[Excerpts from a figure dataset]
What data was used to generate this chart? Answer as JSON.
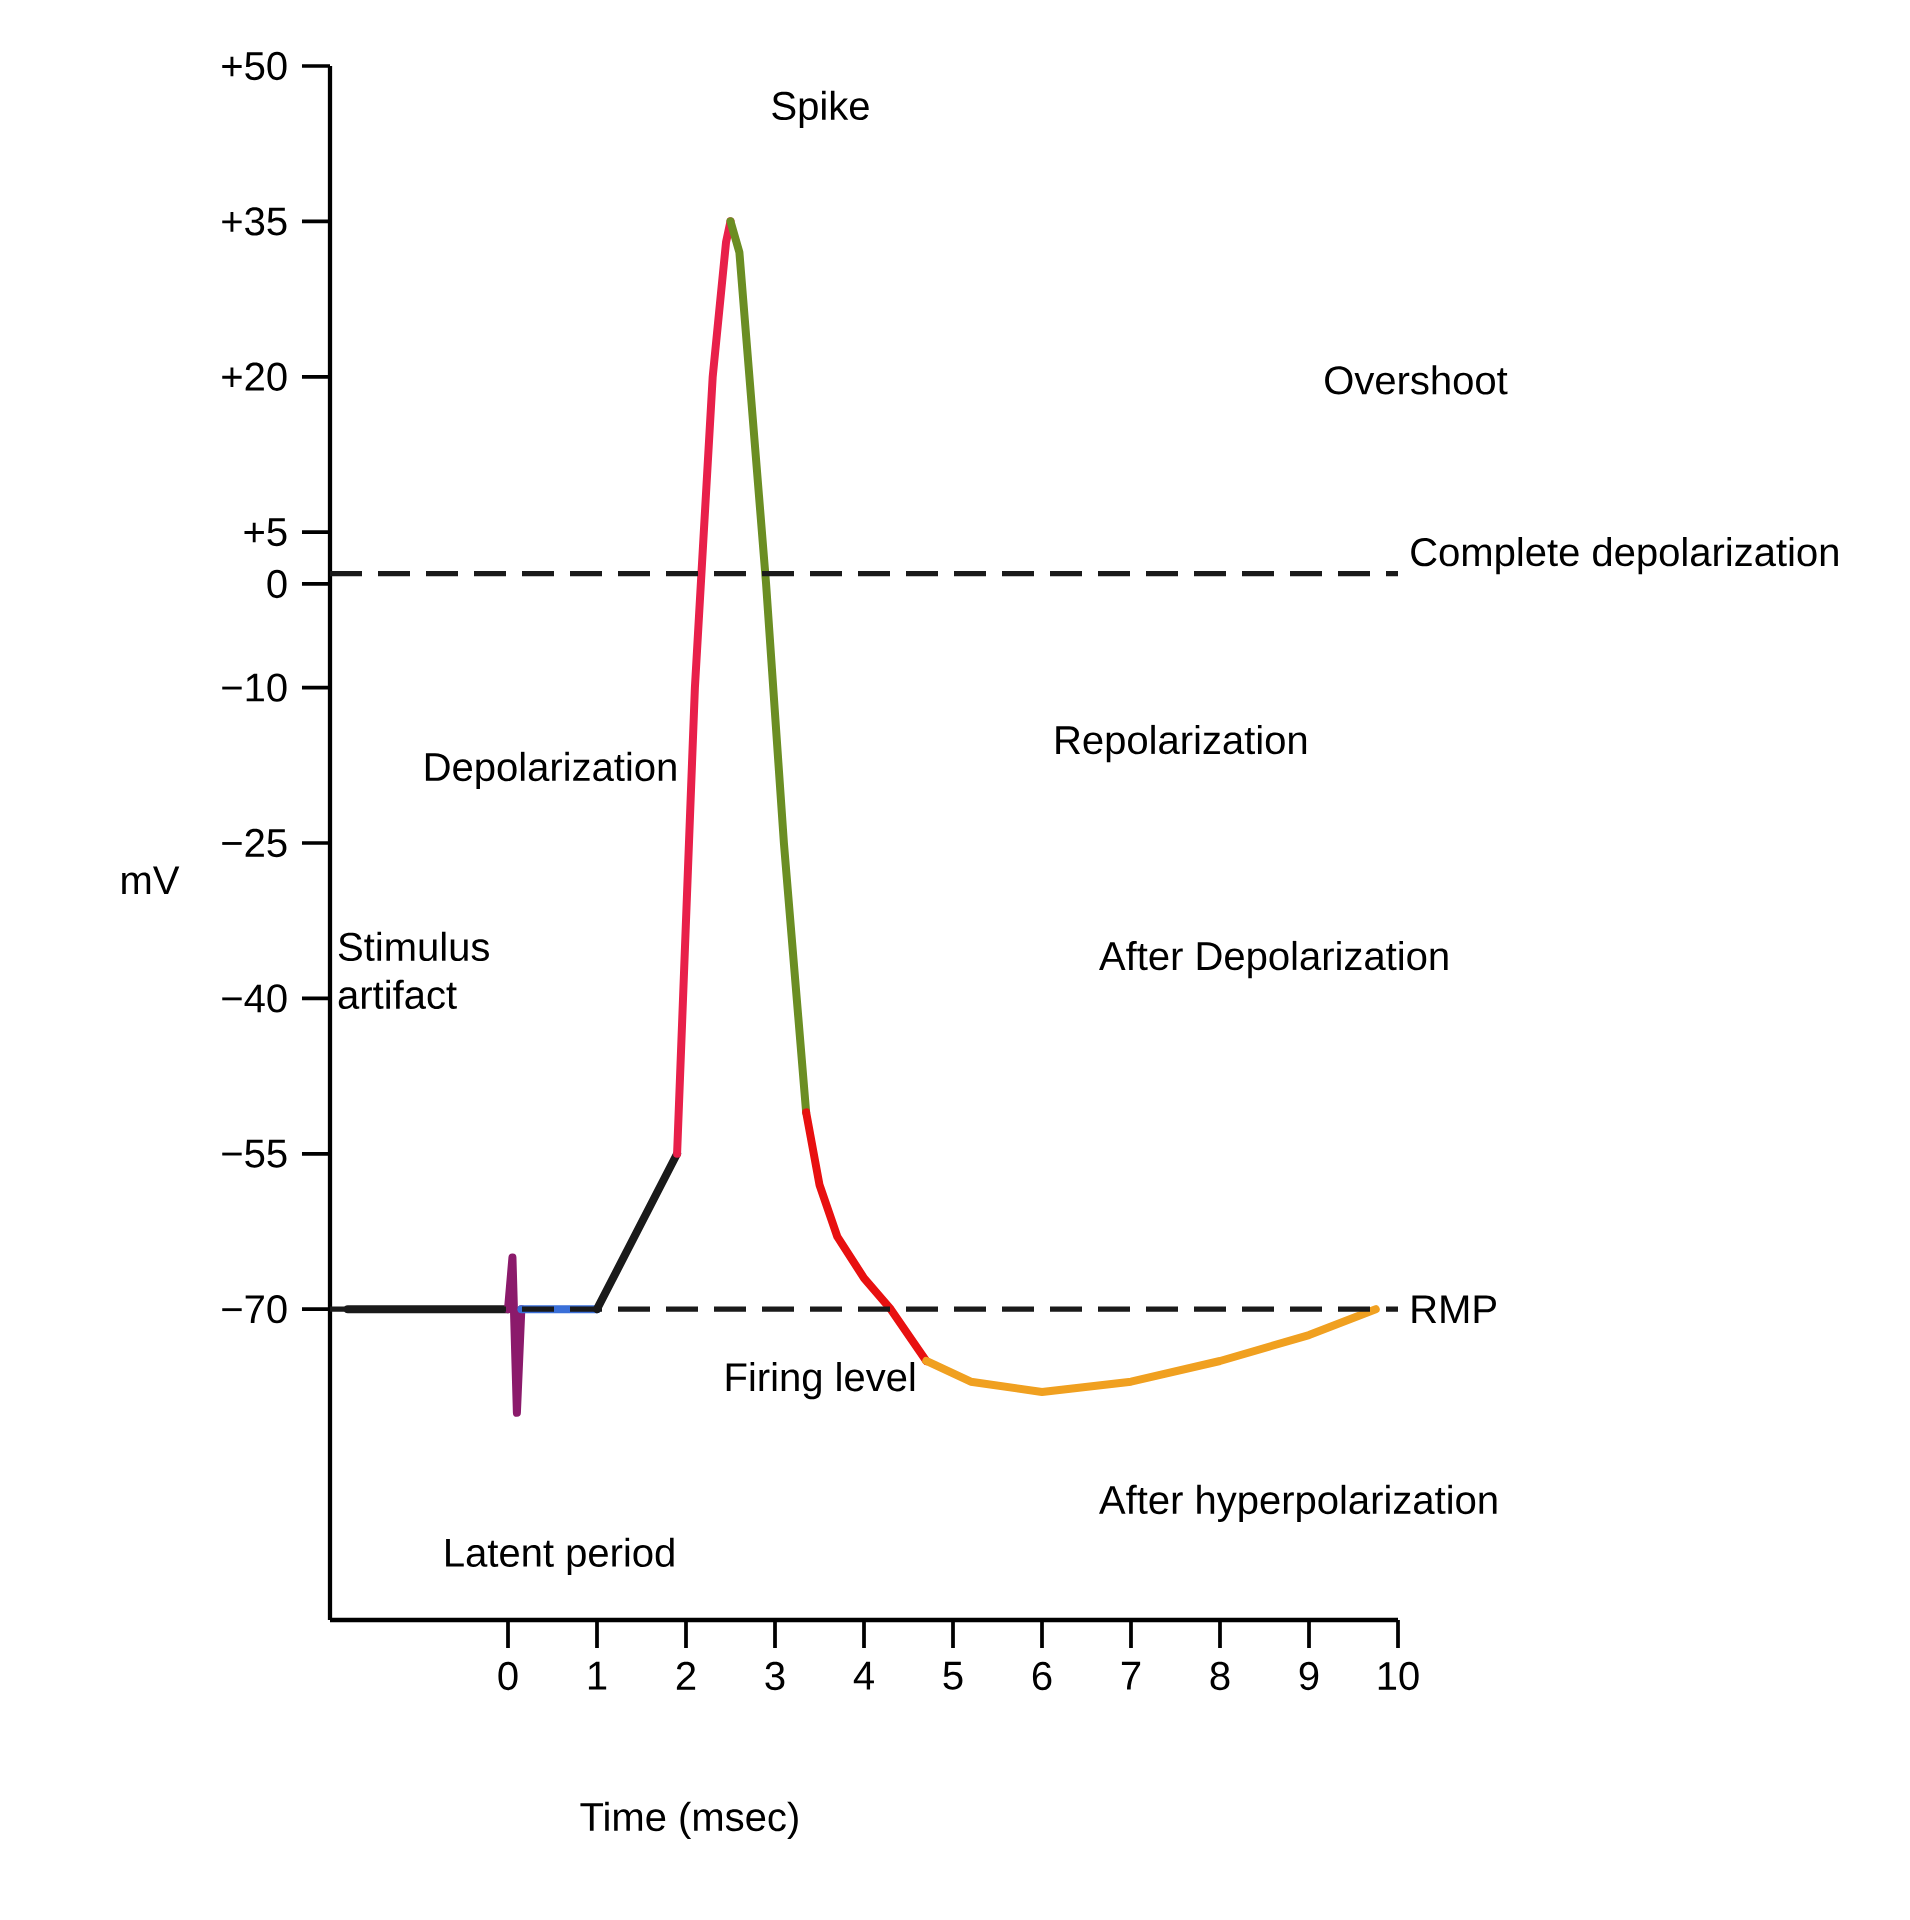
{
  "chart_data": {
    "type": "line",
    "xlabel": "Time (msec)",
    "ylabel": "mV",
    "xlim": [
      -2,
      10
    ],
    "xticks": [
      0,
      1,
      2,
      3,
      4,
      5,
      6,
      7,
      8,
      9,
      10
    ],
    "ylim": [
      -100,
      50
    ],
    "yticks": [
      {
        "value": 50,
        "label": "+50"
      },
      {
        "value": 35,
        "label": "+35"
      },
      {
        "value": 20,
        "label": "+20"
      },
      {
        "value": 5,
        "label": "+5"
      },
      0,
      {
        "value": -10,
        "label": "−10"
      },
      {
        "value": -25,
        "label": "−25"
      },
      {
        "value": -40,
        "label": "−40"
      },
      {
        "value": -55,
        "label": "−55"
      },
      {
        "value": -70,
        "label": "−70"
      }
    ],
    "grid": false,
    "marker": "none",
    "line_style": "solid",
    "series": [
      {
        "color": "#1a1a1a",
        "x": [
          -1.8,
          0
        ],
        "values": [
          -70,
          -70
        ]
      },
      {
        "color": "#8b1a6b",
        "x": [
          0,
          0.05,
          0.1,
          0.15
        ],
        "values": [
          -70,
          -65,
          -80,
          -70
        ]
      },
      {
        "color": "#3a6fd8",
        "x": [
          0.15,
          1
        ],
        "values": [
          -70,
          -70
        ]
      },
      {
        "color": "#1a1a1a",
        "x": [
          1,
          1.9
        ],
        "values": [
          -70,
          -55
        ]
      },
      {
        "color": "#e8204a",
        "x": [
          1.9,
          2.1,
          2.3,
          2.45,
          2.5
        ],
        "values": [
          -55,
          -10,
          20,
          33,
          35
        ]
      },
      {
        "color": "#6b8e23",
        "x": [
          2.5,
          2.6,
          2.9,
          3.1,
          3.35
        ],
        "values": [
          35,
          32,
          0,
          -25,
          -51
        ]
      },
      {
        "color": "#e81010",
        "x": [
          3.35,
          3.5,
          3.7,
          4.0,
          4.3,
          4.7
        ],
        "values": [
          -51,
          -58,
          -63,
          -67,
          -70,
          -75
        ]
      },
      {
        "color": "#f0a020",
        "x": [
          4.7,
          5.2,
          6,
          7,
          8,
          9,
          9.75
        ],
        "values": [
          -75,
          -77,
          -78,
          -77,
          -75,
          -72.5,
          -70
        ]
      }
    ],
    "ref_lines": [
      {
        "axis": "y",
        "value": 1,
        "label": "Complete depolarization",
        "color": "#1a1a1a",
        "line_style": "dashed"
      },
      {
        "axis": "y",
        "value": -70,
        "label": "RMP",
        "color": "#1a1a1a",
        "line_style": "dashed"
      }
    ],
    "annotations": [
      {
        "text": "Spike",
        "x": 2.5,
        "y": 35
      },
      "Overshoot",
      {
        "text": "Depolarization",
        "x": 2.13,
        "y": -18
      },
      "Repolarization",
      "Stimulus artifact",
      "Firing level",
      "After Depolarization",
      "After hyperpolarization",
      "Latent period"
    ]
  }
}
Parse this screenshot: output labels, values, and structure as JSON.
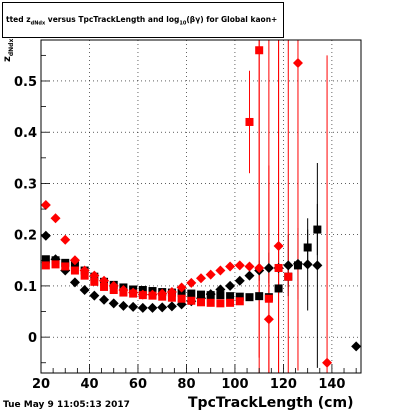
{
  "chart_data": {
    "type": "scatter",
    "title_prefix": "tted  z",
    "title_sub": "dNdx",
    "title_mid": " versus TpcTrackLength and log",
    "title_sub2": "10",
    "title_suffix": "(βγ) for Global kaon+",
    "xlabel": "TpcTrackLength (cm)",
    "ylabel_main": "z",
    "ylabel_sub": "dNdx",
    "footer": "Tue May  9 11:05:13 2017",
    "xlim": [
      20,
      152
    ],
    "ylim": [
      -0.07,
      0.58
    ],
    "x_ticks": [
      20,
      40,
      60,
      80,
      100,
      120,
      140
    ],
    "y_ticks": [
      0,
      0.1,
      0.2,
      0.3,
      0.4,
      0.5
    ],
    "x_tick_labels": [
      "20",
      "40",
      "60",
      "80",
      "100",
      "120",
      "140"
    ],
    "y_tick_labels": [
      "0",
      "0.1",
      "0.2",
      "0.3",
      "0.4",
      "0.5"
    ],
    "grid": true,
    "series": [
      {
        "marker": "square",
        "color": "#000000",
        "x": [
          22,
          26,
          30,
          34,
          38,
          42,
          46,
          50,
          54,
          58,
          62,
          66,
          70,
          74,
          78,
          82,
          86,
          90,
          94,
          98,
          102,
          106,
          110,
          114,
          118,
          122,
          126,
          130,
          134
        ],
        "y": [
          0.152,
          0.15,
          0.145,
          0.14,
          0.13,
          0.118,
          0.108,
          0.102,
          0.097,
          0.093,
          0.092,
          0.09,
          0.088,
          0.087,
          0.086,
          0.085,
          0.083,
          0.082,
          0.082,
          0.08,
          0.079,
          0.078,
          0.08,
          0.078,
          0.095,
          0.118,
          0.14,
          0.175,
          0.21
        ],
        "err": [
          0,
          0,
          0,
          0,
          0,
          0,
          0,
          0,
          0,
          0,
          0,
          0,
          0,
          0,
          0,
          0,
          0,
          0,
          0,
          0,
          0,
          0,
          0.005,
          0.006,
          0.01,
          0.02,
          0.03,
          0.035,
          0.05
        ]
      },
      {
        "marker": "diamond",
        "color": "#000000",
        "x": [
          22,
          26,
          30,
          34,
          38,
          42,
          46,
          50,
          54,
          58,
          62,
          66,
          70,
          74,
          78,
          82,
          86,
          90,
          94,
          98,
          102,
          106,
          110,
          114,
          118,
          122,
          126,
          130,
          134,
          150
        ],
        "y": [
          0.198,
          0.152,
          0.13,
          0.107,
          0.092,
          0.081,
          0.073,
          0.066,
          0.061,
          0.059,
          0.057,
          0.057,
          0.058,
          0.06,
          0.064,
          0.07,
          0.076,
          0.084,
          0.093,
          0.1,
          0.11,
          0.12,
          0.13,
          0.135,
          0.135,
          0.14,
          0.143,
          0.142,
          0.14,
          -0.018
        ],
        "err": [
          0,
          0,
          0,
          0,
          0,
          0,
          0,
          0,
          0,
          0,
          0,
          0,
          0,
          0,
          0,
          0,
          0,
          0,
          0,
          0,
          0,
          0,
          0.02,
          0.03,
          0.05,
          0.06,
          0.07,
          0.09,
          0.2,
          0
        ]
      },
      {
        "marker": "square",
        "color": "#ff0000",
        "x": [
          22,
          26,
          30,
          34,
          38,
          42,
          46,
          50,
          54,
          58,
          62,
          66,
          70,
          74,
          78,
          82,
          86,
          90,
          94,
          98,
          102,
          106,
          110,
          114,
          118,
          122
        ],
        "y": [
          0.14,
          0.142,
          0.138,
          0.13,
          0.12,
          0.108,
          0.098,
          0.092,
          0.087,
          0.085,
          0.082,
          0.081,
          0.079,
          0.077,
          0.075,
          0.071,
          0.068,
          0.067,
          0.066,
          0.067,
          0.07,
          0.42,
          0.56,
          0.075,
          0.135,
          0.118
        ],
        "err": [
          0,
          0,
          0,
          0,
          0,
          0,
          0,
          0,
          0,
          0,
          0,
          0,
          0,
          0,
          0,
          0,
          0,
          0,
          0,
          0,
          0,
          0.1,
          0.6,
          0.6,
          0.6,
          0.6
        ]
      },
      {
        "marker": "diamond",
        "color": "#ff0000",
        "x": [
          22,
          26,
          30,
          34,
          38,
          42,
          46,
          50,
          54,
          58,
          62,
          66,
          70,
          74,
          78,
          82,
          86,
          90,
          94,
          98,
          102,
          106,
          110,
          114,
          118,
          126,
          138
        ],
        "y": [
          0.258,
          0.232,
          0.19,
          0.15,
          0.13,
          0.12,
          0.11,
          0.1,
          0.092,
          0.087,
          0.083,
          0.083,
          0.085,
          0.088,
          0.097,
          0.106,
          0.115,
          0.122,
          0.13,
          0.138,
          0.14,
          0.138,
          0.135,
          0.035,
          0.178,
          0.535,
          -0.05
        ],
        "err": [
          0,
          0,
          0,
          0,
          0,
          0,
          0,
          0,
          0,
          0,
          0,
          0,
          0,
          0,
          0,
          0,
          0,
          0,
          0,
          0,
          0,
          0,
          0.6,
          0.3,
          0.6,
          0.6,
          0.6
        ]
      }
    ]
  }
}
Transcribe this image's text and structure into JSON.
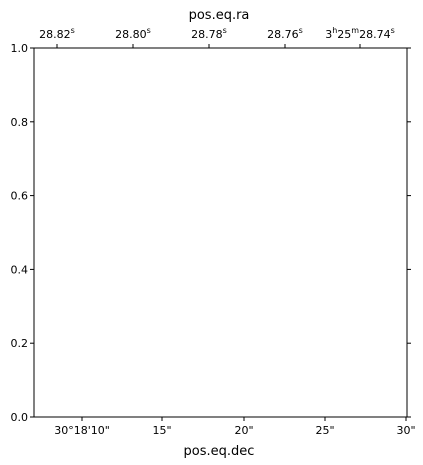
{
  "chart_data": {
    "type": "scatter",
    "top_axis": {
      "label": "pos.eq.ra",
      "ticks": [
        {
          "prefix": "28.82",
          "sup": "s"
        },
        {
          "prefix": "28.80",
          "sup": "s"
        },
        {
          "prefix": "28.78",
          "sup": "s"
        },
        {
          "prefix": "28.76",
          "sup": "s"
        },
        {
          "prefix": "3",
          "sup": "h",
          "mid": "25",
          "sup2": "m",
          "rest": "28.74",
          "sup3": "s"
        }
      ]
    },
    "bottom_axis": {
      "label": "pos.eq.dec",
      "ticks": [
        "30°18'10\"",
        "15\"",
        "20\"",
        "25\"",
        "30\""
      ]
    },
    "left_axis": {
      "ylim": [
        0,
        1
      ],
      "ticks": [
        "0.0",
        "0.2",
        "0.4",
        "0.6",
        "0.8",
        "1.0"
      ]
    },
    "series": [],
    "grid": false
  }
}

▸ TASK REQUIREMENTS:
Pick out each line containing the string "text" and copy it.

▸ RESPONSE:
        "text": "Spike",
        "text": "Depolarization",
Transcribe this image's text and structure into JSON.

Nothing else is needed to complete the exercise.